* [Direction]: Tally the lines of the listing that contain the string "tools". Give the number and nothing else.

---- Data section

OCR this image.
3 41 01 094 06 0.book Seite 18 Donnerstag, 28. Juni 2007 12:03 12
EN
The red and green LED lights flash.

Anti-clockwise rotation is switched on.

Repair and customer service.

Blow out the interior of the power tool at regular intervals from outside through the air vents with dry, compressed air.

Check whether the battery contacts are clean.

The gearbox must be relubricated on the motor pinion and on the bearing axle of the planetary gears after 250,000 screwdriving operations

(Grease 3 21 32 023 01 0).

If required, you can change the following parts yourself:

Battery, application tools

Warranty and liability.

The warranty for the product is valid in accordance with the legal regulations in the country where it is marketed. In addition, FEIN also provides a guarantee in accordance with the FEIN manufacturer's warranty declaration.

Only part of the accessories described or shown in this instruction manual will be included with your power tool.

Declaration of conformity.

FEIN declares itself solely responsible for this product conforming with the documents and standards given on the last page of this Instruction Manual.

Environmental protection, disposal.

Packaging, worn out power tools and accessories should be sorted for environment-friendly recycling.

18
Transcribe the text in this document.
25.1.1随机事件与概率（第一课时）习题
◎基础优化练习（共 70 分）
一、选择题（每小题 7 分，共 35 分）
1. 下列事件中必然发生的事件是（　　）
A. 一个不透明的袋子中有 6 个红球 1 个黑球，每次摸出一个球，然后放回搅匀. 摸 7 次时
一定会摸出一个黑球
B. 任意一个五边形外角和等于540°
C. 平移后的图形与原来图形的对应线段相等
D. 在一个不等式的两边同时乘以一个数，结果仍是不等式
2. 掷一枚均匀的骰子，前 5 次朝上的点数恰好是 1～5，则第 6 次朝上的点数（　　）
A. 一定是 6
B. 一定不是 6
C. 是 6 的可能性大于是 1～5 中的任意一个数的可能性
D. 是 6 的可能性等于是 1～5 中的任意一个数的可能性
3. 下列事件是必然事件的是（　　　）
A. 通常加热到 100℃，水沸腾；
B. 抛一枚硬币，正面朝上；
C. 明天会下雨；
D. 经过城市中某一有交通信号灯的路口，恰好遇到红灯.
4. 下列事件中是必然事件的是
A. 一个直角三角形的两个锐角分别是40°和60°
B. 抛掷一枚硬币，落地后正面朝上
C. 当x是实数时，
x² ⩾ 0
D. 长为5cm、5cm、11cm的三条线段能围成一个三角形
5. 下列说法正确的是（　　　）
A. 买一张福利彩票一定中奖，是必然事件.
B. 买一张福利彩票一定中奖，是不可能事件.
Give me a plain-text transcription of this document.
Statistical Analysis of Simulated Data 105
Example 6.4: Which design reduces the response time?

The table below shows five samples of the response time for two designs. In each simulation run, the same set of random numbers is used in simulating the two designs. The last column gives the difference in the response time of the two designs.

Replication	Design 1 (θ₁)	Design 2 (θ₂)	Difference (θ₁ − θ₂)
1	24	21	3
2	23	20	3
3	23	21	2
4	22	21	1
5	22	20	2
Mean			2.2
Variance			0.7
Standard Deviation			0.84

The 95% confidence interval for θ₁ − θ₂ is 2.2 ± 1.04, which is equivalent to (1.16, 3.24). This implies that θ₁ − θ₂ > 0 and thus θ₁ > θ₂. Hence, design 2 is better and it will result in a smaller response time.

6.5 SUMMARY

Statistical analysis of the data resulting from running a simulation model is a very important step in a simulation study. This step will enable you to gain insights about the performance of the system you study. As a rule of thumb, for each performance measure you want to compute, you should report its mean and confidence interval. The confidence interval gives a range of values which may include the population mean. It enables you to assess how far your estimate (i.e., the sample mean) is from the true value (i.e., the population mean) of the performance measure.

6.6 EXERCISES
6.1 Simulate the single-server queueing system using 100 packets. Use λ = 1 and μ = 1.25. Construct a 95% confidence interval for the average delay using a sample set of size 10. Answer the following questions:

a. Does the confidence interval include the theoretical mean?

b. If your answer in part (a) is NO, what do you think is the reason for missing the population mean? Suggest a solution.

--------

* [Output for this task]: 2